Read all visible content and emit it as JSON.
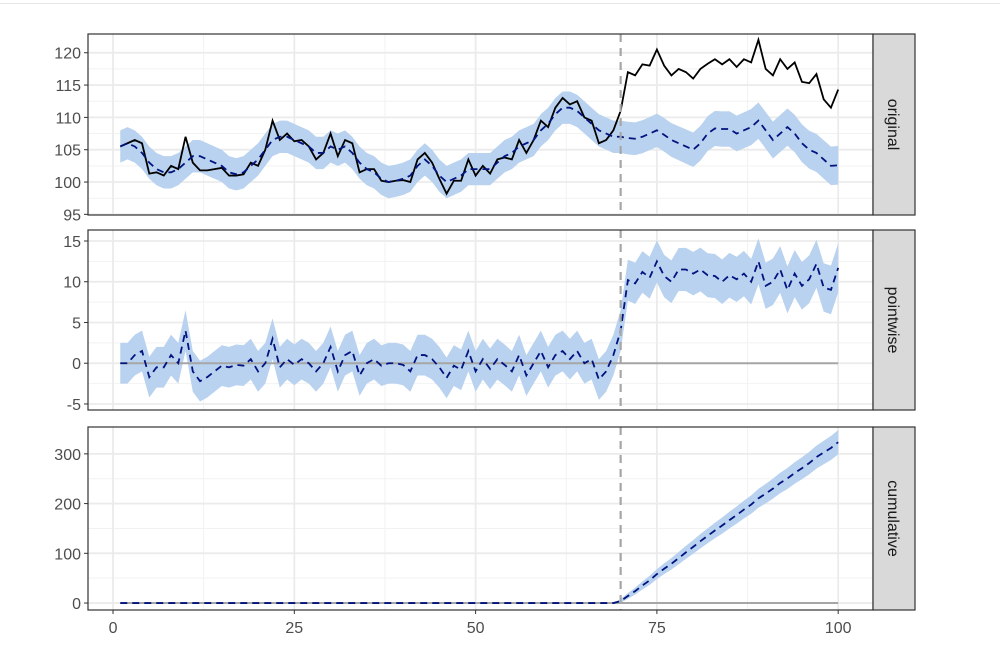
{
  "chart_data": {
    "type": "line",
    "panels": [
      {
        "strip_label": "original",
        "yticks": [
          95,
          100,
          105,
          110,
          115,
          120
        ],
        "ylim": [
          94.9,
          122.9
        ]
      },
      {
        "strip_label": "pointwise",
        "yticks": [
          -5,
          0,
          5,
          10,
          15
        ],
        "ylim": [
          -5.74,
          16.35
        ]
      },
      {
        "strip_label": "cumulative",
        "yticks": [
          0,
          100,
          200,
          300
        ],
        "ylim": [
          -14,
          354
        ]
      }
    ],
    "xticks": [
      0,
      25,
      50,
      75,
      100
    ],
    "xlim": [
      -3.45,
      104.8
    ],
    "intervention_x": 70,
    "x_start": 1,
    "original": [
      105.5,
      106,
      106.5,
      106,
      101.3,
      101.5,
      101,
      102.5,
      102,
      107,
      103,
      101.8,
      101.8,
      102,
      102.2,
      101,
      101,
      101.2,
      103,
      102.5,
      105,
      109.5,
      106.5,
      107.5,
      106.3,
      106.5,
      105.5,
      103.5,
      104.5,
      107.5,
      104,
      106.5,
      106,
      101.5,
      102,
      102,
      100.2,
      100,
      100.2,
      100.3,
      100,
      103.5,
      104.5,
      103,
      100.5,
      98.2,
      100.2,
      100.2,
      103.5,
      101,
      102.5,
      101.3,
      103.5,
      103.8,
      103.5,
      106.5,
      104.5,
      106.5,
      109.5,
      108.5,
      111.5,
      113,
      112,
      112.5,
      110,
      109.5,
      106,
      106.5,
      108,
      111,
      117,
      116.5,
      118.2,
      118,
      120.5,
      118,
      116.5,
      117.5,
      117,
      116,
      117.5,
      118.3,
      119,
      118.2,
      119,
      117.8,
      119,
      118.5,
      122,
      117.5,
      116.5,
      119,
      117.5,
      118.5,
      115.5,
      115.3,
      116.7,
      112.8,
      111.5,
      114.3
    ],
    "predicted": [
      105.5,
      106,
      105.5,
      104.5,
      103,
      102,
      101.5,
      101.5,
      102,
      103,
      104,
      104,
      103.5,
      103,
      102.5,
      101.5,
      101.2,
      101.5,
      102.5,
      103.5,
      105,
      106.5,
      107,
      107,
      106.5,
      106,
      105.5,
      104.5,
      104.5,
      105.5,
      105,
      105.5,
      104.5,
      103,
      102,
      101.5,
      100.5,
      100,
      100.2,
      100.5,
      101,
      102.5,
      103.5,
      102.5,
      101,
      100,
      100.5,
      101,
      102,
      102,
      102,
      102,
      103,
      104,
      104.5,
      105.5,
      106,
      106.5,
      108,
      109,
      110.5,
      111.5,
      111.5,
      111,
      110,
      109,
      108,
      107.5,
      107,
      107,
      106.8,
      106.7,
      107,
      107.5,
      108,
      107.3,
      106.5,
      106,
      105.5,
      105,
      106,
      107.5,
      108.3,
      108.2,
      108.2,
      107.5,
      108,
      108.5,
      109.5,
      108,
      106.5,
      107.5,
      108.5,
      107.5,
      106,
      105,
      104.5,
      103.5,
      102.5,
      102.6
    ],
    "interval_halfwidth_pre": 2.5,
    "interval_halfwidth_post_end": 3.0,
    "colors": {
      "observed": "#000000",
      "predicted": "#00137f",
      "interval": "#b9d2ef",
      "intervention": "#a6a6a6",
      "zero_line": "#a6a6a6",
      "strip": "#d9d9d9"
    }
  }
}
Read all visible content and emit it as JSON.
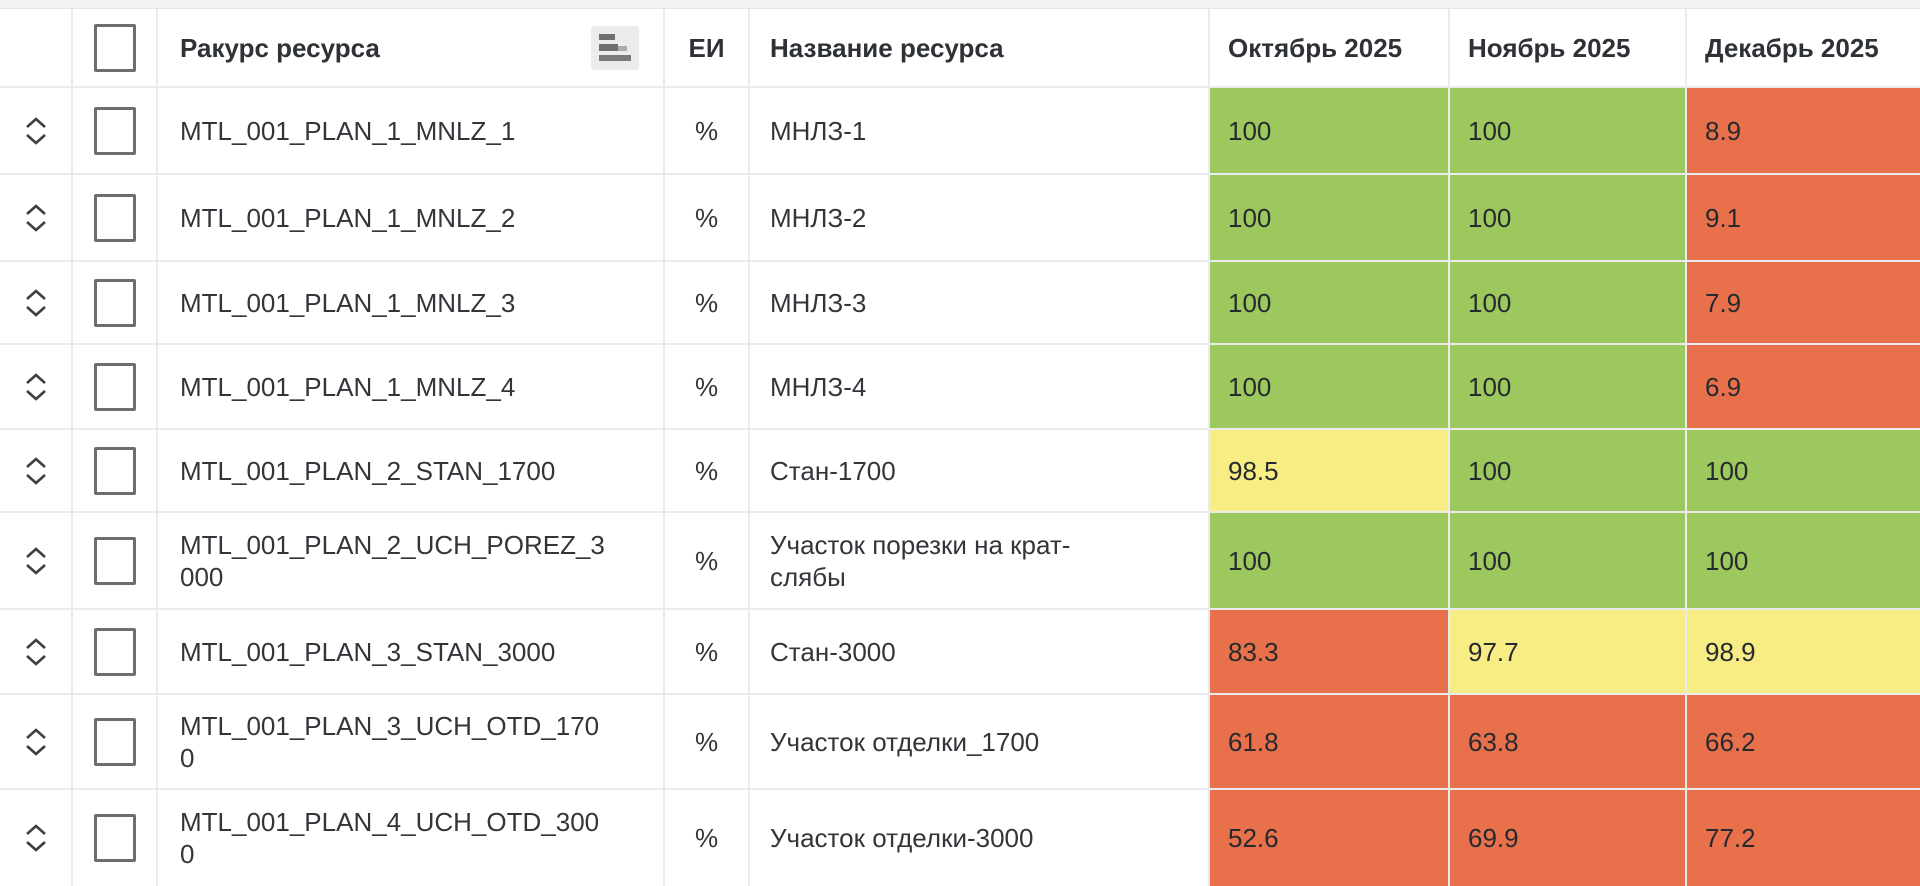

----

Directive: Copy out all the data exactly; skip the pictures.

Full output:
Read all visible content and emit it as JSON.
{
  "chart_data": {
    "type": "line",
    "panels": [
      {
        "strip_label": "original",
        "yticks": [
          95,
          100,
          105,
          110,
          115,
          120
        ],
        "ylim": [
          94.9,
          122.9
        ]
      },
      {
        "strip_label": "pointwise",
        "yticks": [
          -5,
          0,
          5,
          10,
          15
        ],
        "ylim": [
          -5.74,
          16.35
        ]
      },
      {
        "strip_label": "cumulative",
        "yticks": [
          0,
          100,
          200,
          300
        ],
        "ylim": [
          -14,
          354
        ]
      }
    ],
    "xticks": [
      0,
      25,
      50,
      75,
      100
    ],
    "xlim": [
      -3.45,
      104.8
    ],
    "intervention_x": 70,
    "x_start": 1,
    "original": [
      105.5,
      106,
      106.5,
      106,
      101.3,
      101.5,
      101,
      102.5,
      102,
      107,
      103,
      101.8,
      101.8,
      102,
      102.2,
      101,
      101,
      101.2,
      103,
      102.5,
      105,
      109.5,
      106.5,
      107.5,
      106.3,
      106.5,
      105.5,
      103.5,
      104.5,
      107.5,
      104,
      106.5,
      106,
      101.5,
      102,
      102,
      100.2,
      100,
      100.2,
      100.3,
      100,
      103.5,
      104.5,
      103,
      100.5,
      98.2,
      100.2,
      100.2,
      103.5,
      101,
      102.5,
      101.3,
      103.5,
      103.8,
      103.5,
      106.5,
      104.5,
      106.5,
      109.5,
      108.5,
      111.5,
      113,
      112,
      112.5,
      110,
      109.5,
      106,
      106.5,
      108,
      111,
      117,
      116.5,
      118.2,
      118,
      120.5,
      118,
      116.5,
      117.5,
      117,
      116,
      117.5,
      118.3,
      119,
      118.2,
      119,
      117.8,
      119,
      118.5,
      122,
      117.5,
      116.5,
      119,
      117.5,
      118.5,
      115.5,
      115.3,
      116.7,
      112.8,
      111.5,
      114.3
    ],
    "predicted": [
      105.5,
      106,
      105.5,
      104.5,
      103,
      102,
      101.5,
      101.5,
      102,
      103,
      104,
      104,
      103.5,
      103,
      102.5,
      101.5,
      101.2,
      101.5,
      102.5,
      103.5,
      105,
      106.5,
      107,
      107,
      106.5,
      106,
      105.5,
      104.5,
      104.5,
      105.5,
      105,
      105.5,
      104.5,
      103,
      102,
      101.5,
      100.5,
      100,
      100.2,
      100.5,
      101,
      102.5,
      103.5,
      102.5,
      101,
      100,
      100.5,
      101,
      102,
      102,
      102,
      102,
      103,
      104,
      104.5,
      105.5,
      106,
      106.5,
      108,
      109,
      110.5,
      111.5,
      111.5,
      111,
      110,
      109,
      108,
      107.5,
      107,
      107,
      106.8,
      106.7,
      107,
      107.5,
      108,
      107.3,
      106.5,
      106,
      105.5,
      105,
      106,
      107.5,
      108.3,
      108.2,
      108.2,
      107.5,
      108,
      108.5,
      109.5,
      108,
      106.5,
      107.5,
      108.5,
      107.5,
      106,
      105,
      104.5,
      103.5,
      102.5,
      102.6
    ],
    "interval_halfwidth_pre": 2.5,
    "interval_halfwidth_post_end": 3.0,
    "colors": {
      "observed": "#000000",
      "predicted": "#00137f",
      "interval": "#b9d2ef",
      "intervention": "#a6a6a6",
      "zero_line": "#a6a6a6",
      "strip": "#d9d9d9"
    }
  }
}
Read all visible content and emit it as JSON.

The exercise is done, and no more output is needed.